_Problem to work on_.
Write the line that includes "What does this" and all subsequent lines, exactly as written, and nothing more.
___ Input
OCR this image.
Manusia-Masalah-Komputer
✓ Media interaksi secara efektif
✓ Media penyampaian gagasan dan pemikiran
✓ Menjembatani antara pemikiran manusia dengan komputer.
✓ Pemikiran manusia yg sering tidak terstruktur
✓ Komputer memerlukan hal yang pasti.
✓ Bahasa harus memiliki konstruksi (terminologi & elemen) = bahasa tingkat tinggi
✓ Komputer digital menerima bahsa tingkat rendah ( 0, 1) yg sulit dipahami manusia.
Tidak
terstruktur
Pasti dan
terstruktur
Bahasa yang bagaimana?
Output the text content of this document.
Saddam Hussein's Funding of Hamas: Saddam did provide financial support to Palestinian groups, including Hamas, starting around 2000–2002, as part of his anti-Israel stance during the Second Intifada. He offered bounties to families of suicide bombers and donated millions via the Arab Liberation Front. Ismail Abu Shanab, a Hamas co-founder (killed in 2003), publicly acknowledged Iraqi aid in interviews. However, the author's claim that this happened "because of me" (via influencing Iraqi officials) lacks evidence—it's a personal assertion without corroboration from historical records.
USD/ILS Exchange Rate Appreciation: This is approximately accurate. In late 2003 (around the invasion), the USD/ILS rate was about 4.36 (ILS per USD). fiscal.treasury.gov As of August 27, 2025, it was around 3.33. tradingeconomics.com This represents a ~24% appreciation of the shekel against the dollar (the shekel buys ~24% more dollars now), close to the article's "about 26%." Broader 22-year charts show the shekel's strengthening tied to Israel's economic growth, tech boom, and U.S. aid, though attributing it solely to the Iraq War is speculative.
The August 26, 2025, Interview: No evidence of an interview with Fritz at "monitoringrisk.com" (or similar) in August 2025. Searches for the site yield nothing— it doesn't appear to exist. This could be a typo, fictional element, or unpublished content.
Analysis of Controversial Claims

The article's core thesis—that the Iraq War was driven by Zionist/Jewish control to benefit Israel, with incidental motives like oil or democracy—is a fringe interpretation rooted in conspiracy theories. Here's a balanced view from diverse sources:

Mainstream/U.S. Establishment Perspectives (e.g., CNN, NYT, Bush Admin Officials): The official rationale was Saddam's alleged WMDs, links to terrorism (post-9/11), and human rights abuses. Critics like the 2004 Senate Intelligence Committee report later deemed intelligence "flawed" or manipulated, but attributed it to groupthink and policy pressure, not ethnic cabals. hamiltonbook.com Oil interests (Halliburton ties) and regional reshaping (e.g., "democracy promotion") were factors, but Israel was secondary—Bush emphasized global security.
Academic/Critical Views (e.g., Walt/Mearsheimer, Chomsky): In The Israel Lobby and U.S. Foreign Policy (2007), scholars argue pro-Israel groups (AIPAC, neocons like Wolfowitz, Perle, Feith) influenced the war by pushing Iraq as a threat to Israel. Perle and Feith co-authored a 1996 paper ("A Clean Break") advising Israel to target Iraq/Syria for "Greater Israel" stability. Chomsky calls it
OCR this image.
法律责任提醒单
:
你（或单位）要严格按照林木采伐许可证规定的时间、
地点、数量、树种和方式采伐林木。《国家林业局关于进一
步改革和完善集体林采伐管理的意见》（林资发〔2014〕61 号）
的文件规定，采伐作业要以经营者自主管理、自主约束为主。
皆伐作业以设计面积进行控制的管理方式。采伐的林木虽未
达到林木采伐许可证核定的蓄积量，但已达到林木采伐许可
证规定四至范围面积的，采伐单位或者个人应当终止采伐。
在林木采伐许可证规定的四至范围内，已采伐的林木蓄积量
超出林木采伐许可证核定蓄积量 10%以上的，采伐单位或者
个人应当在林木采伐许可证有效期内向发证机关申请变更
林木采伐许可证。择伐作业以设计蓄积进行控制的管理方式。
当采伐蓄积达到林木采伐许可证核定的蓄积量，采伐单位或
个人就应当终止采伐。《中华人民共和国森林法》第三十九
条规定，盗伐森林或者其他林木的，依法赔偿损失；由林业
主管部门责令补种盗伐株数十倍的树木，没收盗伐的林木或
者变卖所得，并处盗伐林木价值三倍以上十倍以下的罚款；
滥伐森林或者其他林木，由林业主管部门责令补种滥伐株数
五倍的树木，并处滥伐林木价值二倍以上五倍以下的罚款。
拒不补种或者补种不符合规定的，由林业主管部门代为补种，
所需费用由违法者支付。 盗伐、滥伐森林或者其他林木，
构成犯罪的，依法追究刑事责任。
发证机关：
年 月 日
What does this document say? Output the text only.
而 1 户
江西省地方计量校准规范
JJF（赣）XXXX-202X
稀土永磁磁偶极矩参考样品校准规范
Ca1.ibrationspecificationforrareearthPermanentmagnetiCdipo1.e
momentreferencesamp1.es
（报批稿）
______
_Task output_.
What does this document say? Output the text only.
而 1 户
江西省地方计量校准规范
JJF（赣）XXXX-202X
稀土永磁磁偶极矩参考样品校准规范
Ca1.ibrationspecificationforrareearthPermanentmagnetiCdipo1.e
momentreferencesamp1.es
（报批稿）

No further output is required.